** Your goal **
Copy every line from the material below that holds "JSON".

--- START OF Dataset content ---

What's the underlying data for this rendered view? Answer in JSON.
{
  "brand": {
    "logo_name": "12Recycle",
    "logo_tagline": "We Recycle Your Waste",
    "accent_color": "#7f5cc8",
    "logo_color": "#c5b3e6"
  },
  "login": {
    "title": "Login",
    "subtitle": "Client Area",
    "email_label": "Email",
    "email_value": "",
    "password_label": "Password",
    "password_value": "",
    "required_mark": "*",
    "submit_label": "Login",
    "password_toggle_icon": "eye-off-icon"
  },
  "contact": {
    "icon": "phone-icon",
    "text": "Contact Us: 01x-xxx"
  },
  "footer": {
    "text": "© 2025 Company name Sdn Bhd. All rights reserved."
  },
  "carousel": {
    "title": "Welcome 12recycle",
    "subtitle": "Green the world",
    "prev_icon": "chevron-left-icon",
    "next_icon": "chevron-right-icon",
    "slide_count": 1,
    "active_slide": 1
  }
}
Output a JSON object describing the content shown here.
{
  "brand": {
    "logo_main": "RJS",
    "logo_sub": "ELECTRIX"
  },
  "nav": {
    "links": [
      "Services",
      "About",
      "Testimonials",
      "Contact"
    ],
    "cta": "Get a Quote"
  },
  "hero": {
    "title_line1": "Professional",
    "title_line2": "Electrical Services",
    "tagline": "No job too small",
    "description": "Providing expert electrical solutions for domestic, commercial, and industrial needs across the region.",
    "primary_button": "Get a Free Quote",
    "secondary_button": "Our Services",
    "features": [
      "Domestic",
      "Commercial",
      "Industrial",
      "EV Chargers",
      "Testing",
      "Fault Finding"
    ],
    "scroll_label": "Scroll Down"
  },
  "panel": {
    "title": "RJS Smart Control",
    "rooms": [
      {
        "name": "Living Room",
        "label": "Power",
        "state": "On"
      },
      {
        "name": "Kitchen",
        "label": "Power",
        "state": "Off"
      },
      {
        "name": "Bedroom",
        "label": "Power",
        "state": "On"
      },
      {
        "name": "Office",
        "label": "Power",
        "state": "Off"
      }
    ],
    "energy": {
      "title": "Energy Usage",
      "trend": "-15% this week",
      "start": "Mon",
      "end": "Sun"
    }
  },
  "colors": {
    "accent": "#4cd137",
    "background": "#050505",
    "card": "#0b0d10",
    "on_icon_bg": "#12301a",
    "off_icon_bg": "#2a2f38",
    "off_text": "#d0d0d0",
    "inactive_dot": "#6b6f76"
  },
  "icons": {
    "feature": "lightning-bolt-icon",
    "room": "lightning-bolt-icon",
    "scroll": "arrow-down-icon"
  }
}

--- END OF Dataset content ---

** Task answer **
What's the underlying data for this rendered view? Answer in JSON.
Output a JSON object describing the content shown here.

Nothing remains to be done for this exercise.